EXCERPT TO READ:
Re: Large binary payloads with storm

Posted by 李家宏 <jh...@gmail.com>.
hi , Farchtchi,

which storm version are you using ?
IF the tuple is not serialized, then there is no need to use a JSON parser
to parse the received tuple. I guess so.

Regards


2014/1/11 Ruhollah Farchtchi <ru...@gmail.com>

> Yes I read that in the docs. However when receiving the byte array in
> storm.py it throws a json error when trying to parse the tuples. I didn't
> have time to look into it further as I am new to storm and python.
>
>
> On Saturday, January 11, 2014, 李家宏 wrote:
>
>> There is no need to serialize binary data, just send it as it.
>> As by defalut storm-0.9.0 use kryo serializer to serialize tuple values,
>> I guess we can skip this serialization step.
>>
>> Regards
>>
>>
>>
>> 2014/1/10 Jon Logan <jm...@buffalo.edu>
>>
>>> You're going to run into issues if you have large tuples, because they
>>> are buffered in memory. I would suggest moving it to an exterior channel,
>>> like Redis, etc, and only passing meta-data through Storm.
>>>
>>> Your other solution is to use quirky things like reflection to prevent
>>> your application from running out of memory when tuples are buffered.

TO DO:
1. Please list every person whose message appears in the Storm mailing-list excerpt, giving each name as the excerpt writes it.
2. Reproduce verbatim the passage of the Storm mailing-list excerpt from "2014/1/11 Ruhollah Farchtchi" up to and including "this serialization step.".

DATASET RECORDS:

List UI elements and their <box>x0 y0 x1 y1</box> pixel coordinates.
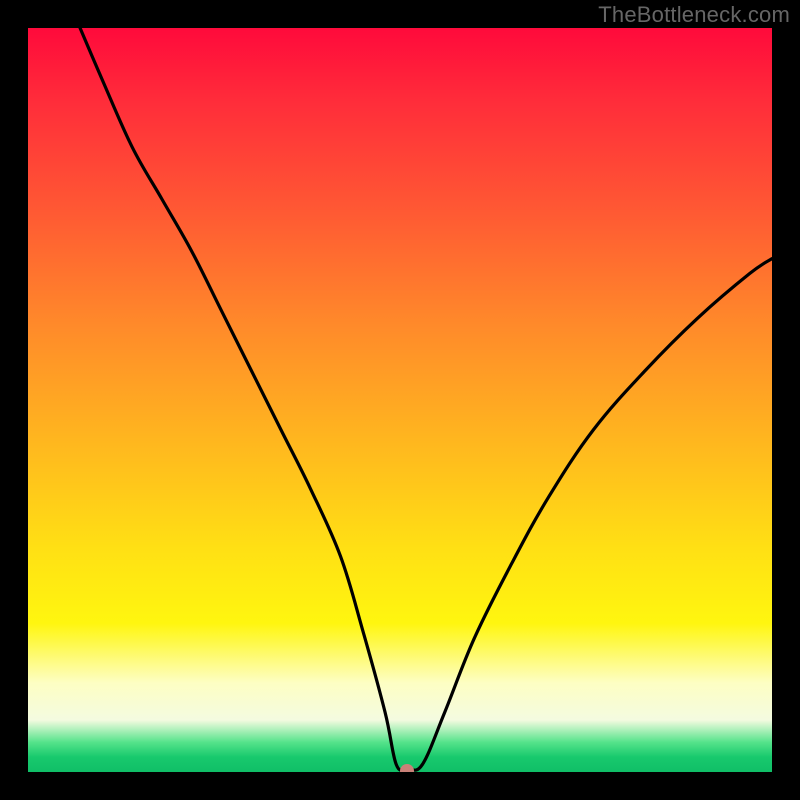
watermark-text: TheBottleneck.com <box>598 2 790 28</box>
chart-frame: TheBottleneck.com <box>0 0 800 800</box>
optimal-point-marker <box>400 764 414 773</box>
bottleneck-curve <box>28 28 772 772</box>
plot-area <box>28 28 772 772</box>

EXERCISE SOLUTIONS:
1. 李家宏, Ruhollah Farchtchi, Jon Logan

2.
2014/1/11 Ruhollah Farchtchi <ru...@gmail.com>

> Yes I read that in the docs. However when receiving the byte array in
> storm.py it throws a json error when trying to parse the tuples. I didn't
> have time to look into it further as I am new to storm and python.
>
>
> On Saturday, January 11, 2014, 李家宏 wrote:
>
>> There is no need to serialize binary data, just send it as it.
>> As by defalut storm-0.9.0 use kryo serializer to serialize tuple values,
>> I guess we can skip this serialization step.